[Stored entries]
——

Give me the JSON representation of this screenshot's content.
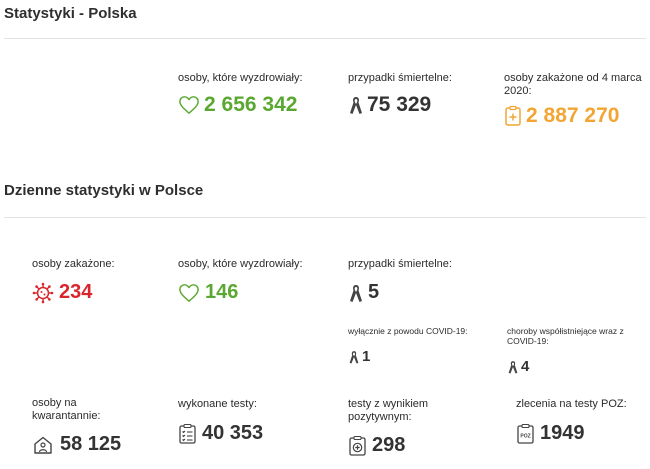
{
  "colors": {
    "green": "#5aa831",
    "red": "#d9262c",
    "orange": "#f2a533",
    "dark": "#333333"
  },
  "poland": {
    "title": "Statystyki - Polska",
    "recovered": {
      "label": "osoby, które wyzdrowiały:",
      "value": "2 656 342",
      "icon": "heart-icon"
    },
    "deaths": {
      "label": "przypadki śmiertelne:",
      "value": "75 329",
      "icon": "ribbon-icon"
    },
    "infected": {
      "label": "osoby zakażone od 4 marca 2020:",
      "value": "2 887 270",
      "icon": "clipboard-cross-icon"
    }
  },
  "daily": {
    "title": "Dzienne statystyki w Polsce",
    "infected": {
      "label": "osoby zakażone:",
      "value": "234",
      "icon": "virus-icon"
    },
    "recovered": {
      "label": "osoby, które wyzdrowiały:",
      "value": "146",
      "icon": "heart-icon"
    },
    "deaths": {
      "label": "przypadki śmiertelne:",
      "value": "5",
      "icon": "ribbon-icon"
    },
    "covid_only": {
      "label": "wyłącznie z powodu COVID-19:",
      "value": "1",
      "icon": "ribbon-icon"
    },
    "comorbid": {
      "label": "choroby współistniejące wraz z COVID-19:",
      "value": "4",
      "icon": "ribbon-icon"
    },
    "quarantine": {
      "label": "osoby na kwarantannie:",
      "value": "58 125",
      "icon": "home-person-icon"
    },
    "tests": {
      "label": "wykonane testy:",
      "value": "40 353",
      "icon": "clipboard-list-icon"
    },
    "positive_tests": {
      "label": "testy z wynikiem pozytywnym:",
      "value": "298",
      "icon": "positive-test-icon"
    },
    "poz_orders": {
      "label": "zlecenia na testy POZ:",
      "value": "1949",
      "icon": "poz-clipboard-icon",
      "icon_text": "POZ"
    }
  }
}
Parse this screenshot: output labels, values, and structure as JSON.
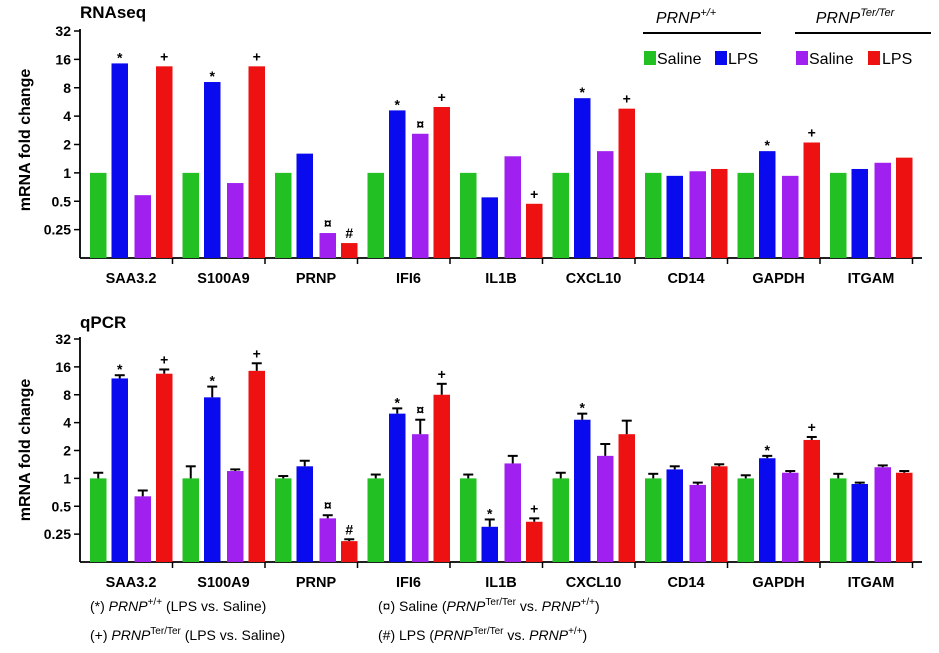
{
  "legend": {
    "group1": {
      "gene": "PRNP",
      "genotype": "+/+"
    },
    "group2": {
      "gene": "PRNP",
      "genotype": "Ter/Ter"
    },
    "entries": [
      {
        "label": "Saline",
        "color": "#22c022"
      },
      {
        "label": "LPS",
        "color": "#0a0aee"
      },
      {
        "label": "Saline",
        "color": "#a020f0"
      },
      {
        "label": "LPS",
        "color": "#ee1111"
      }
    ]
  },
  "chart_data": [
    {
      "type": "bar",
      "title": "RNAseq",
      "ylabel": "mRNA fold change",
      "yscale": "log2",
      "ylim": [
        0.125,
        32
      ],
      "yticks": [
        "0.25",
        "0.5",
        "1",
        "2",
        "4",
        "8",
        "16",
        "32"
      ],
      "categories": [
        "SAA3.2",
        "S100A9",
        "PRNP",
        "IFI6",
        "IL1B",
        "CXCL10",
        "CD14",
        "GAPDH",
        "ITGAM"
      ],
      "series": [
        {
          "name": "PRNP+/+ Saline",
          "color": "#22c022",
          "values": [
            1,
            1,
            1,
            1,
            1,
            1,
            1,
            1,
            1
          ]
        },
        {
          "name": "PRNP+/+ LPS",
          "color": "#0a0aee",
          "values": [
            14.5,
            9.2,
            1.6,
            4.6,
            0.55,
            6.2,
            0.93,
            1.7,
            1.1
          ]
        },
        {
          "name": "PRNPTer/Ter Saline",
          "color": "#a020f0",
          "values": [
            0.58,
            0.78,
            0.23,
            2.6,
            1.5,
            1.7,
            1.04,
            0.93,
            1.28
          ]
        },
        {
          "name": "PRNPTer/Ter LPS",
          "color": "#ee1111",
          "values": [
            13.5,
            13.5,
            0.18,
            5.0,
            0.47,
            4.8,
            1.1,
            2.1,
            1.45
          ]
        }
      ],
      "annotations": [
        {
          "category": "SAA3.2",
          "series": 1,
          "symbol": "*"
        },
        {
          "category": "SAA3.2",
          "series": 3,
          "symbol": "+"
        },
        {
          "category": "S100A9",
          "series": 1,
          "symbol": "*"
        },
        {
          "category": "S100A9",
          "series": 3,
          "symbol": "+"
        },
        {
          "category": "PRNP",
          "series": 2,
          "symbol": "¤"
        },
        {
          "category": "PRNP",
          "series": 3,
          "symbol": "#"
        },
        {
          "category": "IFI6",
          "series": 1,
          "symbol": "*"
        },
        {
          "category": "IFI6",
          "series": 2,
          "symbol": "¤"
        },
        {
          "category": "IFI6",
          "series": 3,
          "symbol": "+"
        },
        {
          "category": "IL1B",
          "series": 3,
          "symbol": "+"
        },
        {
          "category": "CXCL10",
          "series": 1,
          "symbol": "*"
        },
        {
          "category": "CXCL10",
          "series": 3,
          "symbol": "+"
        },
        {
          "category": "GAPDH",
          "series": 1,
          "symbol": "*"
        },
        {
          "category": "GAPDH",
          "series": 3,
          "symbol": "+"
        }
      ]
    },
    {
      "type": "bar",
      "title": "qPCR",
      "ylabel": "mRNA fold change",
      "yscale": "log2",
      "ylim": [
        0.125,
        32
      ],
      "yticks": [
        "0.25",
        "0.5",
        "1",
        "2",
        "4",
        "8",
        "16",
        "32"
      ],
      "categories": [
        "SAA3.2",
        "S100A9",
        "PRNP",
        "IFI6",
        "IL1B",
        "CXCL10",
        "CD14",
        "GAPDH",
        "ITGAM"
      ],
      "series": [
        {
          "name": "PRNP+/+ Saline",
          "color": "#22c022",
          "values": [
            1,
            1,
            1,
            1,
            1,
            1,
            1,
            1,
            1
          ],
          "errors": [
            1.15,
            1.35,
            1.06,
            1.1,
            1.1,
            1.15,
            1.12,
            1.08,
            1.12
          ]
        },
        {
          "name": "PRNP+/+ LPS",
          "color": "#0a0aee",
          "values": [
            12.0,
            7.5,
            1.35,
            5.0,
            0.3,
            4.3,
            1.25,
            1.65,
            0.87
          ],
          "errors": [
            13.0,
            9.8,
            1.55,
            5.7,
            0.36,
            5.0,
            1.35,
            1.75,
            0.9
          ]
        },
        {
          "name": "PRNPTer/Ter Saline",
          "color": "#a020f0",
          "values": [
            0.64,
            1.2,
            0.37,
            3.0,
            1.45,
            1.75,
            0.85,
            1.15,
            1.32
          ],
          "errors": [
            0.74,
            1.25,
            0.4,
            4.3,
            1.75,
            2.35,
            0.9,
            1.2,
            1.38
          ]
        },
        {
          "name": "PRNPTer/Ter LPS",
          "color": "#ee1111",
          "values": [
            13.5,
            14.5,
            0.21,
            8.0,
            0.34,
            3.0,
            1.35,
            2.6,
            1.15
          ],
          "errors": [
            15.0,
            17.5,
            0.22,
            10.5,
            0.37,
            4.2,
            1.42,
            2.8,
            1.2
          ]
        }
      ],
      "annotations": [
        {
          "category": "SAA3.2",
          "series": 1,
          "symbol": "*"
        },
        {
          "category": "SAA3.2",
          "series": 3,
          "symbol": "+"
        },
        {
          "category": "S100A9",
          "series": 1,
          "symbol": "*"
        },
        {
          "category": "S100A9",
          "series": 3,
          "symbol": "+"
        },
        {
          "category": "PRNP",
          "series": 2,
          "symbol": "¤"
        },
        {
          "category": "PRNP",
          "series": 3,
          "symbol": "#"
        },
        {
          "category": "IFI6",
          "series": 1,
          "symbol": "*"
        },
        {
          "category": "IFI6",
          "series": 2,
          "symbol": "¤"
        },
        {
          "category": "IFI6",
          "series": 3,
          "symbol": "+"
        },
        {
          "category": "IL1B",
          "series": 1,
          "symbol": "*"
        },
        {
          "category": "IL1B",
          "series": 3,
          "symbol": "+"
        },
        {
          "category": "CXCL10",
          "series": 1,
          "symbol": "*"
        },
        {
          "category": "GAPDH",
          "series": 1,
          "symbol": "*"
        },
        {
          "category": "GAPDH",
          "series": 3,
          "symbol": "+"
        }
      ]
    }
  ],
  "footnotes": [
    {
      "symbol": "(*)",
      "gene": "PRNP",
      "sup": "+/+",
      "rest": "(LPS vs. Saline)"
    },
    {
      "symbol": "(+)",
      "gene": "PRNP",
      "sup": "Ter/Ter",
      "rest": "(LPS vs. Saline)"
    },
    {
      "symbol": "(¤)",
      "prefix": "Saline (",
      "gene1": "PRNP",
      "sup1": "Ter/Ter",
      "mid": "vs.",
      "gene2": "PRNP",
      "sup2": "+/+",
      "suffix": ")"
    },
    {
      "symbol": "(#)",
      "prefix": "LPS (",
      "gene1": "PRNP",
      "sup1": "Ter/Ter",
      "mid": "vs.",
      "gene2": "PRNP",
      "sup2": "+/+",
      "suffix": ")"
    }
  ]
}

——

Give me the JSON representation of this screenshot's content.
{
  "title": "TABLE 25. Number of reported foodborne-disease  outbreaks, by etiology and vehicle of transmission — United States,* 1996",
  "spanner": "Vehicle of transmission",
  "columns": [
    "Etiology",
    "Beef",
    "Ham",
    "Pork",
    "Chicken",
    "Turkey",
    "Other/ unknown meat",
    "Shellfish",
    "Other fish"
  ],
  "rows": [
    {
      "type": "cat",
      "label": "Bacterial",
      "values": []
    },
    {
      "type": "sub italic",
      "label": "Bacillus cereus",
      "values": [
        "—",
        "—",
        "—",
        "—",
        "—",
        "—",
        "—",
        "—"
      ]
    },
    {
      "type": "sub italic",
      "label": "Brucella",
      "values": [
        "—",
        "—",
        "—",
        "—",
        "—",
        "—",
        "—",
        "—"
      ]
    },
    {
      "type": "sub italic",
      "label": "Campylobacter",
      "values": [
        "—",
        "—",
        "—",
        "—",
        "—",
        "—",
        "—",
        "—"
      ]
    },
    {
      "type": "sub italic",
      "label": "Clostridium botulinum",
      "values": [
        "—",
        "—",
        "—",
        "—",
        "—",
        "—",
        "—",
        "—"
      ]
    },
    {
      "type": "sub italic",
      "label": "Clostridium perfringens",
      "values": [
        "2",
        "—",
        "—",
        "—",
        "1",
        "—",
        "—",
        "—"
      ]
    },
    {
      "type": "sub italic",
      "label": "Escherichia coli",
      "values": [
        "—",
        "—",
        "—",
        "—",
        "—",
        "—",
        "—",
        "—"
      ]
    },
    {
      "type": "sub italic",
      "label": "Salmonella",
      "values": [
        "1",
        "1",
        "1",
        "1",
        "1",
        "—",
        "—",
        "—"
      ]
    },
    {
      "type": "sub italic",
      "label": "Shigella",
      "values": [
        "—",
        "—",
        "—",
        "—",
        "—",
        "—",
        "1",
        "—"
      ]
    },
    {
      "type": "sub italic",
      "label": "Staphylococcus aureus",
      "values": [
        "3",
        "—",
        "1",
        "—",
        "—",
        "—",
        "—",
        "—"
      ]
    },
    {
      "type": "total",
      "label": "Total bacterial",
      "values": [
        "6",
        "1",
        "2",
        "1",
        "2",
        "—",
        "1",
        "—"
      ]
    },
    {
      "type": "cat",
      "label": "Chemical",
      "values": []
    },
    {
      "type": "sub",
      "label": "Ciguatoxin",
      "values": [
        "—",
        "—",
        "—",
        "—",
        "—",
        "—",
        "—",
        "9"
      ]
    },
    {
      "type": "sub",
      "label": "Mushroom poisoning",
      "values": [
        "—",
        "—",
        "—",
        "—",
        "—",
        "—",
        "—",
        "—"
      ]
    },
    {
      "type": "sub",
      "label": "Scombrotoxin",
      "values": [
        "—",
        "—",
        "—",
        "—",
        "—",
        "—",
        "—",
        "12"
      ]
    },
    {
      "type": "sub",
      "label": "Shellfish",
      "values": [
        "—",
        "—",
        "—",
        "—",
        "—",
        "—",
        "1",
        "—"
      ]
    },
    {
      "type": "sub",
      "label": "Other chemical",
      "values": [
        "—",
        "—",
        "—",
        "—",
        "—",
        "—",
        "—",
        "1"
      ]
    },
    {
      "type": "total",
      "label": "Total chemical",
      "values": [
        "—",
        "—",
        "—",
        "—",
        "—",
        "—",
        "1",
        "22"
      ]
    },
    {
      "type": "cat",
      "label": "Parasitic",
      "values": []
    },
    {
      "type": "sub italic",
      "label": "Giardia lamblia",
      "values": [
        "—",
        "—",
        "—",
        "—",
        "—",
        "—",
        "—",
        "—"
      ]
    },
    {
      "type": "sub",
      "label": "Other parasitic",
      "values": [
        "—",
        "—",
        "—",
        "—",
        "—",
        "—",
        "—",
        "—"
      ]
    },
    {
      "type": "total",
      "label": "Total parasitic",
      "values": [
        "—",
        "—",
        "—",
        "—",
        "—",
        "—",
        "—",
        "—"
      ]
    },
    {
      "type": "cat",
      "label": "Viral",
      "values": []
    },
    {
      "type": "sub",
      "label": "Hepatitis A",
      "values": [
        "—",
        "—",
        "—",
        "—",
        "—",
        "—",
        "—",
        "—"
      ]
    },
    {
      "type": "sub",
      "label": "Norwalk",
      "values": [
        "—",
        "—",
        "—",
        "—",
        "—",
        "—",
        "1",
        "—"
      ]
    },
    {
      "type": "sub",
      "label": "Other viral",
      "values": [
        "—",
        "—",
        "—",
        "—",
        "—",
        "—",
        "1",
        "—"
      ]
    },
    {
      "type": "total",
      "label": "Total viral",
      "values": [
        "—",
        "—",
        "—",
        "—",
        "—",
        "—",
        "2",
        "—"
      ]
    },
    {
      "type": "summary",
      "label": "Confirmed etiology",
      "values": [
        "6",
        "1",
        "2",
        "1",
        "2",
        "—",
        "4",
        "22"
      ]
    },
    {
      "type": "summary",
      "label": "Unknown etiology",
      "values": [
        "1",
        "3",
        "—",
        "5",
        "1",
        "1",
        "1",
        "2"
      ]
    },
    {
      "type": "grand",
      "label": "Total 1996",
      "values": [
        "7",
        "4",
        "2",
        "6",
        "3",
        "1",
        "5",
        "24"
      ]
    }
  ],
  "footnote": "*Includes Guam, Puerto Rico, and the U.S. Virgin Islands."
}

——

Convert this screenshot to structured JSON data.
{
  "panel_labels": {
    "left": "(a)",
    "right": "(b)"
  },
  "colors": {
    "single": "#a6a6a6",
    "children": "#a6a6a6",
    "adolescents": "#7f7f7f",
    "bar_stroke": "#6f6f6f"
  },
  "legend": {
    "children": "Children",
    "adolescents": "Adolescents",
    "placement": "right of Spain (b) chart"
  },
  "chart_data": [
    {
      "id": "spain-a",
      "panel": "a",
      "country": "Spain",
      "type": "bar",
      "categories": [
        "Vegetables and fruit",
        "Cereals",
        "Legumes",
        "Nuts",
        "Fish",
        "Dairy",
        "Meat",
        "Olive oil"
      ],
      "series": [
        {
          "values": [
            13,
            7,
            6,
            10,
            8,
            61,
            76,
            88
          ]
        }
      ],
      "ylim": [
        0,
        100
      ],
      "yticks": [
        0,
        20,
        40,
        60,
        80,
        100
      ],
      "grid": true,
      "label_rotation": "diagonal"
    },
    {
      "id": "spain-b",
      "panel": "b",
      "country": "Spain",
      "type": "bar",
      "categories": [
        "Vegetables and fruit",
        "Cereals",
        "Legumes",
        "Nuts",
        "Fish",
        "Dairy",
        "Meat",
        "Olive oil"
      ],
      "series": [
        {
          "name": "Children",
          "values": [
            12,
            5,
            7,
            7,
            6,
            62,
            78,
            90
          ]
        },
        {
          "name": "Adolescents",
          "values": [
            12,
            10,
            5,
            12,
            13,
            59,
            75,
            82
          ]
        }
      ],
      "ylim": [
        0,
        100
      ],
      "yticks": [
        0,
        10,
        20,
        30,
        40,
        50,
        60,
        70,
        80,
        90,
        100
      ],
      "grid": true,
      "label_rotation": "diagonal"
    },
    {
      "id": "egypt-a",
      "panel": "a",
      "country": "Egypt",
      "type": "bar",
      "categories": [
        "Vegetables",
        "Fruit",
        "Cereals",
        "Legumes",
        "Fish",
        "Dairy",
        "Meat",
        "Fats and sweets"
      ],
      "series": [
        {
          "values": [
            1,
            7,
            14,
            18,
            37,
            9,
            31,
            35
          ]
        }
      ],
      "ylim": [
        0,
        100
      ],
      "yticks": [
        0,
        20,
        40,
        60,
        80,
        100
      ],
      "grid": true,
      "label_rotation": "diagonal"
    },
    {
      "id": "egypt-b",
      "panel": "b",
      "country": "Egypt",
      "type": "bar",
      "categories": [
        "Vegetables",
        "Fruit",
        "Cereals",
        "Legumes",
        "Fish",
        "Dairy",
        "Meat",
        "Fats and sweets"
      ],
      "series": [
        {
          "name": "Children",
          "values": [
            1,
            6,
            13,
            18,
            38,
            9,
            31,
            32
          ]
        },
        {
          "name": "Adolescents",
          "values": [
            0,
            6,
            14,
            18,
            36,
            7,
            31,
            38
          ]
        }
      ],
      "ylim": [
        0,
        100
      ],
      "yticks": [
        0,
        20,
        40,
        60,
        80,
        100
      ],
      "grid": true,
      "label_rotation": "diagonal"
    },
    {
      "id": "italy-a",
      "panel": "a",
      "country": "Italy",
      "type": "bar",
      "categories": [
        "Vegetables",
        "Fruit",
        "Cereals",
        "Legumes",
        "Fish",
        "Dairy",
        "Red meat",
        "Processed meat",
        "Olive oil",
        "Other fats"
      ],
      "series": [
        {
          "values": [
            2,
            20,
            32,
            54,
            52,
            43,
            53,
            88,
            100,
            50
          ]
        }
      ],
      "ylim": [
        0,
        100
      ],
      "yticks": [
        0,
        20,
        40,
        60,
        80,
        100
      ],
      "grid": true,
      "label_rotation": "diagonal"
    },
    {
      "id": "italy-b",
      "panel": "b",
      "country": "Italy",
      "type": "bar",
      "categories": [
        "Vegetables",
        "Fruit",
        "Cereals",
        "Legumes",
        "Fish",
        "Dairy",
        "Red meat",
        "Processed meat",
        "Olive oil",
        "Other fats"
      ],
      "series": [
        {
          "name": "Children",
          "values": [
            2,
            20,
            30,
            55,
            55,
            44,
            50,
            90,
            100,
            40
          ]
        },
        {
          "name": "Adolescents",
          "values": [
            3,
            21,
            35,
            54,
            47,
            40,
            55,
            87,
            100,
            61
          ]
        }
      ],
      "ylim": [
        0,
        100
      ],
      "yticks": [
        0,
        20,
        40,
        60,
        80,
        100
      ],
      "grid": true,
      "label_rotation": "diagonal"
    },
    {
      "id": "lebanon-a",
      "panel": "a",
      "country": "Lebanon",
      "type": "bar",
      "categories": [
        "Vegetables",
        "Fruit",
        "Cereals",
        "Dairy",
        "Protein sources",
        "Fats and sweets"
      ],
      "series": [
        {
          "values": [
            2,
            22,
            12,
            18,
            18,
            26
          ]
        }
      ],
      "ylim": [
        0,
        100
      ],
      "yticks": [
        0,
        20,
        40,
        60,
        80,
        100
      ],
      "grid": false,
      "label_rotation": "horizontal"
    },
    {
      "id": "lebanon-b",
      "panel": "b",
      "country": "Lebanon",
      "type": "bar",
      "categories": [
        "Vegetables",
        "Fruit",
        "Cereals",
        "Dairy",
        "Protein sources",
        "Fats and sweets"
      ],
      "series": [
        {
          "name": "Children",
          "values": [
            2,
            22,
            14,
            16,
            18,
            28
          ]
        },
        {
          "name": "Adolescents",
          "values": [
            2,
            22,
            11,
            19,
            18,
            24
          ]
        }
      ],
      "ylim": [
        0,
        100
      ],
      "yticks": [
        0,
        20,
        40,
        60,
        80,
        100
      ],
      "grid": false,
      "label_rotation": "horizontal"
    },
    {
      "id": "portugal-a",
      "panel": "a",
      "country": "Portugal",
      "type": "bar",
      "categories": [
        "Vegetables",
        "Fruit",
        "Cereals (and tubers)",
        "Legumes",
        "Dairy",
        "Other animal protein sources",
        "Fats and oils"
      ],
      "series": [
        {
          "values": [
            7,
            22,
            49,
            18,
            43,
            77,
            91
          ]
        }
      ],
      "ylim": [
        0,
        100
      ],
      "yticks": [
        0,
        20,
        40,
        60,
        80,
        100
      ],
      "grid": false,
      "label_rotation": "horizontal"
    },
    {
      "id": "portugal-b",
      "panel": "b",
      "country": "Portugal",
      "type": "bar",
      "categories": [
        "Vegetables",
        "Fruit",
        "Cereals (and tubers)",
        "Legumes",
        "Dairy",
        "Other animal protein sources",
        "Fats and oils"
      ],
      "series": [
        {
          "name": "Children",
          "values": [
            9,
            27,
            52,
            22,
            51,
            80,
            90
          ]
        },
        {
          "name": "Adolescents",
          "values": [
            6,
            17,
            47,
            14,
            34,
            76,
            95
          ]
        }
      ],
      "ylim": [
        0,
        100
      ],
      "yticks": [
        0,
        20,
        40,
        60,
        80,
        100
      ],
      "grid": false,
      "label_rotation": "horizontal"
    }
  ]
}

——

_What to produce_:
Check each line of the data above for the word "right" and say how many lines contain it, giving nothing besides the number.

_Solution to this exercise_:
2